TASK PROMPT
Your task is to repeat the entries exactly. Leave the pictures out.

------ MATERIAL PROVIDED

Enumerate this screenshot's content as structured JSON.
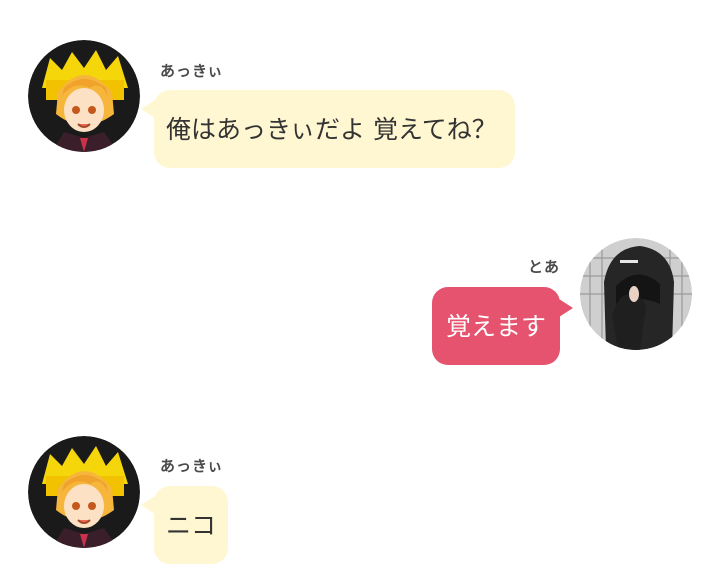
{
  "messages": [
    {
      "sender": "あっきぃ",
      "text": "俺はあっきぃだよ 覚えてね？"
    },
    {
      "sender": "とあ",
      "text": "覚えます"
    },
    {
      "sender": "あっきぃ",
      "text": "ニコ"
    }
  ],
  "colors": {
    "incoming_bubble": "#fff7d1",
    "outgoing_bubble": "#e6536f",
    "background": "#ffffff"
  }
}
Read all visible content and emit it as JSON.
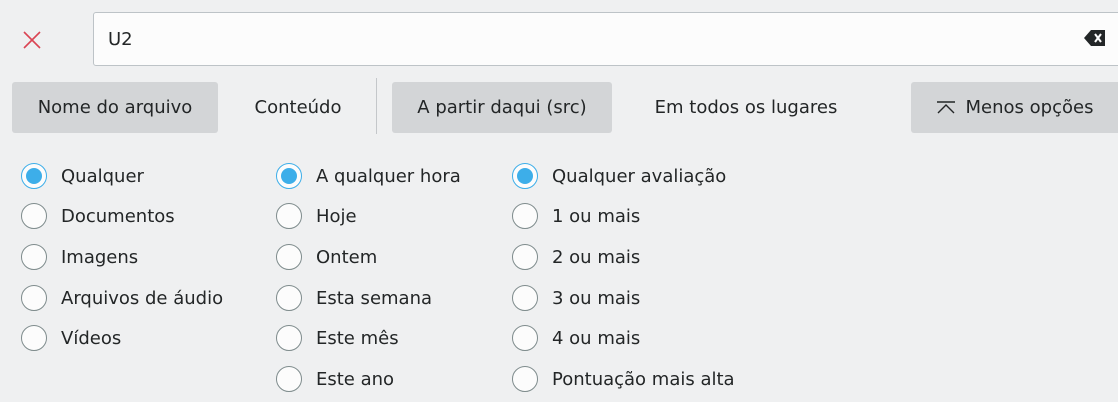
{
  "search": {
    "value": "U2"
  },
  "tabs": {
    "filename": "Nome do arquivo",
    "content": "Conteúdo",
    "from_here": "A partir daqui (src)",
    "everywhere": "Em todos os lugares",
    "less_options": "Menos opções"
  },
  "type_filter": [
    {
      "label": "Qualquer",
      "checked": true
    },
    {
      "label": "Documentos",
      "checked": false
    },
    {
      "label": "Imagens",
      "checked": false
    },
    {
      "label": "Arquivos de áudio",
      "checked": false
    },
    {
      "label": "Vídeos",
      "checked": false
    }
  ],
  "date_filter": [
    {
      "label": "A qualquer hora",
      "checked": true
    },
    {
      "label": "Hoje",
      "checked": false
    },
    {
      "label": "Ontem",
      "checked": false
    },
    {
      "label": "Esta semana",
      "checked": false
    },
    {
      "label": "Este mês",
      "checked": false
    },
    {
      "label": "Este ano",
      "checked": false
    }
  ],
  "rating_filter": [
    {
      "label": "Qualquer avaliação",
      "checked": true
    },
    {
      "label": "1 ou mais",
      "checked": false
    },
    {
      "label": "2 ou mais",
      "checked": false
    },
    {
      "label": "3 ou mais",
      "checked": false
    },
    {
      "label": "4 ou mais",
      "checked": false
    },
    {
      "label": "Pontuação mais alta",
      "checked": false
    }
  ],
  "colors": {
    "accent": "#3daee9",
    "close": "#da4453",
    "tab_active": "#d3d5d7"
  }
}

------------

REPLY TO THE TASK
Enumerate this screenshot's content as structured JSON.
{
  "messages": [
    {
      "sender": "あっきぃ",
      "text": "俺はあっきぃだよ 覚えてね？"
    },
    {
      "sender": "とあ",
      "text": "覚えます"
    },
    {
      "sender": "あっきぃ",
      "text": "ニコ"
    }
  ],
  "colors": {
    "incoming_bubble": "#fff7d1",
    "outgoing_bubble": "#e6536f",
    "background": "#ffffff"
  }
}
Read all visible content and emit it as JSON.
{
  "search": {
    "value": "U2"
  },
  "tabs": {
    "filename": "Nome do arquivo",
    "content": "Conteúdo",
    "from_here": "A partir daqui (src)",
    "everywhere": "Em todos os lugares",
    "less_options": "Menos opções"
  },
  "type_filter": [
    {
      "label": "Qualquer",
      "checked": true
    },
    {
      "label": "Documentos",
      "checked": false
    },
    {
      "label": "Imagens",
      "checked": false
    },
    {
      "label": "Arquivos de áudio",
      "checked": false
    },
    {
      "label": "Vídeos",
      "checked": false
    }
  ],
  "date_filter": [
    {
      "label": "A qualquer hora",
      "checked": true
    },
    {
      "label": "Hoje",
      "checked": false
    },
    {
      "label": "Ontem",
      "checked": false
    },
    {
      "label": "Esta semana",
      "checked": false
    },
    {
      "label": "Este mês",
      "checked": false
    },
    {
      "label": "Este ano",
      "checked": false
    }
  ],
  "rating_filter": [
    {
      "label": "Qualquer avaliação",
      "checked": true
    },
    {
      "label": "1 ou mais",
      "checked": false
    },
    {
      "label": "2 ou mais",
      "checked": false
    },
    {
      "label": "3 ou mais",
      "checked": false
    },
    {
      "label": "4 ou mais",
      "checked": false
    },
    {
      "label": "Pontuação mais alta",
      "checked": false
    }
  ],
  "colors": {
    "accent": "#3daee9",
    "close": "#da4453",
    "tab_active": "#d3d5d7"
  }
}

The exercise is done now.